▶ _Task brief_
Where a line of the material contains the string "their", copy that line.

____ Given records

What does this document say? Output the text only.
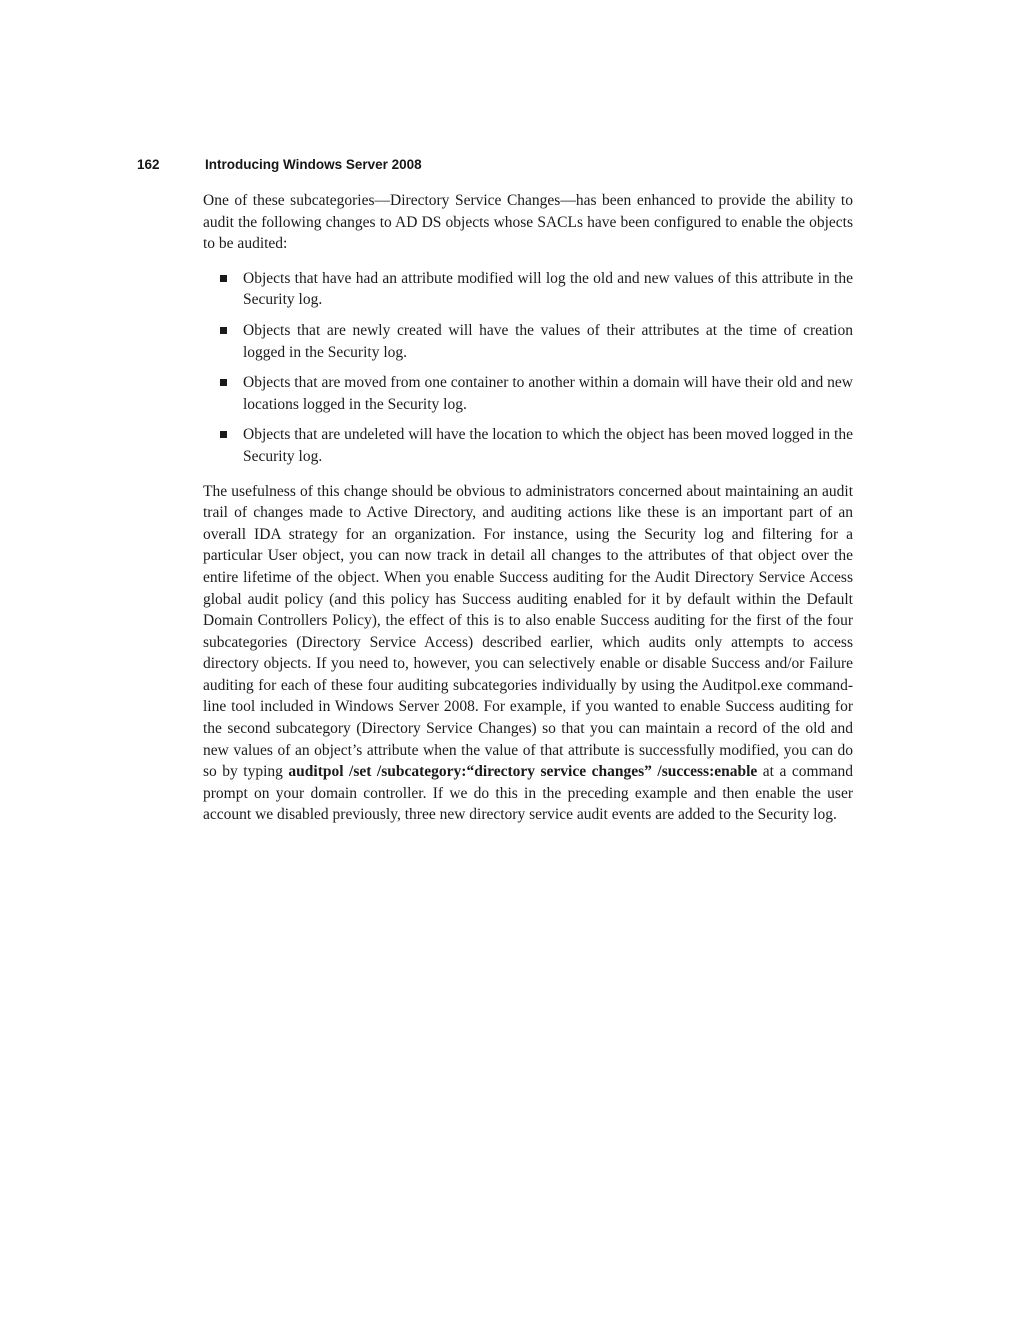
162	Introducing Windows Server 2008

One of these subcategories—Directory Service Changes—has been enhanced to provide the ability to audit the following changes to AD DS objects whose SACLs have been configured to enable the objects to be audited:

Objects that have had an attribute modified will log the old and new values of this attribute in the Security log.
Objects that are newly created will have the values of their attributes at the time of creation logged in the Security log.
Objects that are moved from one container to another within a domain will have their old and new locations logged in the Security log.
Objects that are undeleted will have the location to which the object has been moved logged in the Security log.

The usefulness of this change should be obvious to administrators concerned about maintaining an audit trail of changes made to Active Directory, and auditing actions like these is an important part of an overall IDA strategy for an organization. For instance, using the Security log and filtering for a particular User object, you can now track in detail all changes to the attributes of that object over the entire lifetime of the object. When you enable Success auditing for the Audit Directory Service Access global audit policy (and this policy has Success auditing enabled for it by default within the Default Domain Controllers Policy), the effect of this is to also enable Success auditing for the first of the four subcategories (Directory Service Access) described earlier, which audits only attempts to access directory objects. If you need to, however, you can selectively enable or disable Success and/or Failure auditing for each of these four auditing subcategories individually by using the Auditpol.exe command-line tool included in Windows Server 2008. For example, if you wanted to enable Success auditing for the second subcategory (Directory Service Changes) so that you can maintain a record of the old and new values of an object’s attribute when the value of that attribute is successfully modified, you can do so by typing auditpol /set /subcategory:“directory service changes” /success:enable at a command prompt on your domain controller. If we do this in the preceding example and then enable the user account we disabled previously, three new directory service audit events are added to the Security log.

________

▶ _Answer to the task_
Objects that are newly created will have the values of their attributes at the time of creation logged in the Security log.
Objects that are moved from one container to another within a domain will have their old and new locations logged in the Security log.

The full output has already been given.